Record excerpts:

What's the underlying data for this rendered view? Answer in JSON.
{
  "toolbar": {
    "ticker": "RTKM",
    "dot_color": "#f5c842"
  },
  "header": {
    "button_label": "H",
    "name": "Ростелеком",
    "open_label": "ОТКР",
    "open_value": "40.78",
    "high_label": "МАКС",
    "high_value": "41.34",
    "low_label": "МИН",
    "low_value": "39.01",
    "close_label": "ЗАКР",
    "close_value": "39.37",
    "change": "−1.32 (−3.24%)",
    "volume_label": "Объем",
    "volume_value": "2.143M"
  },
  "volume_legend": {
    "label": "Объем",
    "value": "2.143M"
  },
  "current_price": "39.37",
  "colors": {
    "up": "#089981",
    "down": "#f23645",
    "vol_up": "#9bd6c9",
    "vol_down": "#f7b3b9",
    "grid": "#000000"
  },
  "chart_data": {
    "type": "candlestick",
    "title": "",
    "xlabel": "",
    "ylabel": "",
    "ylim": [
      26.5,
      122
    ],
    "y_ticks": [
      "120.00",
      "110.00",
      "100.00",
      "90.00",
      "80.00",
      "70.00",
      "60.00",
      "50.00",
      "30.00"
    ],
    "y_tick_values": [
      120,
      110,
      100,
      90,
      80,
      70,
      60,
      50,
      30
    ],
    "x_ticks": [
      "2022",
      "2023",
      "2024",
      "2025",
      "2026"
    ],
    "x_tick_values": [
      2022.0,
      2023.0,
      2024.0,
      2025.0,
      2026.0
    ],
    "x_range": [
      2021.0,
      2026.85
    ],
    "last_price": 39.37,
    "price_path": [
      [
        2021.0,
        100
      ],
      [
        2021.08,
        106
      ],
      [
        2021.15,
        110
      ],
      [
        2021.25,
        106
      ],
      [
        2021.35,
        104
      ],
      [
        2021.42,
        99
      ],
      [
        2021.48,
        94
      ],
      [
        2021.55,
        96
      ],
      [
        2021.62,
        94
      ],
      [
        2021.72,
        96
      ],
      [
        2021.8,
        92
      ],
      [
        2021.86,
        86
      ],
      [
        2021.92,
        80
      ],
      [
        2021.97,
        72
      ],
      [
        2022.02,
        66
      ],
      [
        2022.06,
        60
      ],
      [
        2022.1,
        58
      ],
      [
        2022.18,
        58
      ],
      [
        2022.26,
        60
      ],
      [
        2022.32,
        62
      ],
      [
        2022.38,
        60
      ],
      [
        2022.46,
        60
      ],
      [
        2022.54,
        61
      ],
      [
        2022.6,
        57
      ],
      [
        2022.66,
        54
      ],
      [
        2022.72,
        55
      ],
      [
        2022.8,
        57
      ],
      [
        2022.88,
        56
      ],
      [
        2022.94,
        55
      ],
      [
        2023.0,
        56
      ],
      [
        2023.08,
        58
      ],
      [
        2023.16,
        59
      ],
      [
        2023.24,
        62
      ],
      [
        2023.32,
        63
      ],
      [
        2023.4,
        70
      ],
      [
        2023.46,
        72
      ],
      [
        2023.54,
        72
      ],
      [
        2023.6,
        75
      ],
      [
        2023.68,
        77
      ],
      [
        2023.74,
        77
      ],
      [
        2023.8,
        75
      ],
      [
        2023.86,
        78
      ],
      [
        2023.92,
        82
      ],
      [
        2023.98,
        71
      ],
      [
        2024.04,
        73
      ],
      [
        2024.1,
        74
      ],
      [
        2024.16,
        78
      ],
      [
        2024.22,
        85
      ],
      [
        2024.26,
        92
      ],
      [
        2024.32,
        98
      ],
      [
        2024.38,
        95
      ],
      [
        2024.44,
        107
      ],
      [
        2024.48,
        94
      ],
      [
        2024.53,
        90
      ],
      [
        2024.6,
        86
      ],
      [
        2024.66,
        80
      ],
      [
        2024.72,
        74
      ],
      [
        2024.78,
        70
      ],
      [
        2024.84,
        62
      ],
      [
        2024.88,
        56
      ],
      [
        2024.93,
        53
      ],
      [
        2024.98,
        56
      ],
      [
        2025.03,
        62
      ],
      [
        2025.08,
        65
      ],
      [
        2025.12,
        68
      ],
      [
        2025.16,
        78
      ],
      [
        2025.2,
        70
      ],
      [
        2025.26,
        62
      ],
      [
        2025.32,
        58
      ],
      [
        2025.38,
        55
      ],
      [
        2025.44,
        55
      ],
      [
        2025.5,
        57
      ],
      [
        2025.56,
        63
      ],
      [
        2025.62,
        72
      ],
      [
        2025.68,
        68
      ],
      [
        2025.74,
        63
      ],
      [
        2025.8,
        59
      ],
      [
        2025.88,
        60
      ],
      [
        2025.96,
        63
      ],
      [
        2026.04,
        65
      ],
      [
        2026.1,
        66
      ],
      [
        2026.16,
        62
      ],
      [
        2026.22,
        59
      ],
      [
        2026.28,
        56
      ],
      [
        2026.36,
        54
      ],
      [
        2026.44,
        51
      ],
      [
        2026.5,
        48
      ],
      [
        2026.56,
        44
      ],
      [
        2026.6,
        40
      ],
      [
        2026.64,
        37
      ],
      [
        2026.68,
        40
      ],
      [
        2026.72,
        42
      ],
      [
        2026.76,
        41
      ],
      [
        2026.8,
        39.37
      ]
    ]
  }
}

Written exercise: Repeat every record exactly as written, please.

Correct response:
What's the underlying data for this rendered view? Answer in JSON.
{
  "toolbar": {
    "ticker": "RTKM",
    "dot_color": "#f5c842"
  },
  "header": {
    "button_label": "H",
    "name": "Ростелеком",
    "open_label": "ОТКР",
    "open_value": "40.78",
    "high_label": "МАКС",
    "high_value": "41.34",
    "low_label": "МИН",
    "low_value": "39.01",
    "close_label": "ЗАКР",
    "close_value": "39.37",
    "change": "−1.32 (−3.24%)",
    "volume_label": "Объем",
    "volume_value": "2.143M"
  },
  "volume_legend": {
    "label": "Объем",
    "value": "2.143M"
  },
  "current_price": "39.37",
  "colors": {
    "up": "#089981",
    "down": "#f23645",
    "vol_up": "#9bd6c9",
    "vol_down": "#f7b3b9",
    "grid": "#000000"
  },
  "chart_data": {
    "type": "candlestick",
    "title": "",
    "xlabel": "",
    "ylabel": "",
    "ylim": [
      26.5,
      122
    ],
    "y_ticks": [
      "120.00",
      "110.00",
      "100.00",
      "90.00",
      "80.00",
      "70.00",
      "60.00",
      "50.00",
      "30.00"
    ],
    "y_tick_values": [
      120,
      110,
      100,
      90,
      80,
      70,
      60,
      50,
      30
    ],
    "x_ticks": [
      "2022",
      "2023",
      "2024",
      "2025",
      "2026"
    ],
    "x_tick_values": [
      2022.0,
      2023.0,
      2024.0,
      2025.0,
      2026.0
    ],
    "x_range": [
      2021.0,
      2026.85
    ],
    "last_price": 39.37,
    "price_path": [
      [
        2021.0,
        100
      ],
      [
        2021.08,
        106
      ],
      [
        2021.15,
        110
      ],
      [
        2021.25,
        106
      ],
      [
        2021.35,
        104
      ],
      [
        2021.42,
        99
      ],
      [
        2021.48,
        94
      ],
      [
        2021.55,
        96
      ],
      [
        2021.62,
        94
      ],
      [
        2021.72,
        96
      ],
      [
        2021.8,
        92
      ],
      [
        2021.86,
        86
      ],
      [
        2021.92,
        80
      ],
      [
        2021.97,
        72
      ],
      [
        2022.02,
        66
      ],
      [
        2022.06,
        60
      ],
      [
        2022.1,
        58
      ],
      [
        2022.18,
        58
      ],
      [
        2022.26,
        60
      ],
      [
        2022.32,
        62
      ],
      [
        2022.38,
        60
      ],
      [
        2022.46,
        60
      ],
      [
        2022.54,
        61
      ],
      [
        2022.6,
        57
      ],
      [
        2022.66,
        54
      ],
      [
        2022.72,
        55
      ],
      [
        2022.8,
        57
      ],
      [
        2022.88,
        56
      ],
      [
        2022.94,
        55
      ],
      [
        2023.0,
        56
      ],
      [
        2023.08,
        58
      ],
      [
        2023.16,
        59
      ],
      [
        2023.24,
        62
      ],
      [
        2023.32,
        63
      ],
      [
        2023.4,
        70
      ],
      [
        2023.46,
        72
      ],
      [
        2023.54,
        72
      ],
      [
        2023.6,
        75
      ],
      [
        2023.68,
        77
      ],
      [
        2023.74,
        77
      ],
      [
        2023.8,
        75
      ],
      [
        2023.86,
        78
      ],
      [
        2023.92,
        82
      ],
      [
        2023.98,
        71
      ],
      [
        2024.04,
        73
      ],
      [
        2024.1,
        74
      ],
      [
        2024.16,
        78
      ],
      [
        2024.22,
        85
      ],
      [
        2024.26,
        92
      ],
      [
        2024.32,
        98
      ],
      [
        2024.38,
        95
      ],
      [
        2024.44,
        107
      ],
      [
        2024.48,
        94
      ],
      [
        2024.53,
        90
      ],
      [
        2024.6,
        86
      ],
      [
        2024.66,
        80
      ],
      [
        2024.72,
        74
      ],
      [
        2024.78,
        70
      ],
      [
        2024.84,
        62
      ],
      [
        2024.88,
        56
      ],
      [
        2024.93,
        53
      ],
      [
        2024.98,
        56
      ],
      [
        2025.03,
        62
      ],
      [
        2025.08,
        65
      ],
      [
        2025.12,
        68
      ],
      [
        2025.16,
        78
      ],
      [
        2025.2,
        70
      ],
      [
        2025.26,
        62
      ],
      [
        2025.32,
        58
      ],
      [
        2025.38,
        55
      ],
      [
        2025.44,
        55
      ],
      [
        2025.5,
        57
      ],
      [
        2025.56,
        63
      ],
      [
        2025.62,
        72
      ],
      [
        2025.68,
        68
      ],
      [
        2025.74,
        63
      ],
      [
        2025.8,
        59
      ],
      [
        2025.88,
        60
      ],
      [
        2025.96,
        63
      ],
      [
        2026.04,
        65
      ],
      [
        2026.1,
        66
      ],
      [
        2026.16,
        62
      ],
      [
        2026.22,
        59
      ],
      [
        2026.28,
        56
      ],
      [
        2026.36,
        54
      ],
      [
        2026.44,
        51
      ],
      [
        2026.5,
        48
      ],
      [
        2026.56,
        44
      ],
      [
        2026.6,
        40
      ],
      [
        2026.64,
        37
      ],
      [
        2026.68,
        40
      ],
      [
        2026.72,
        42
      ],
      [
        2026.76,
        41
      ],
      [
        2026.8,
        39.37
      ]
    ]
  }
}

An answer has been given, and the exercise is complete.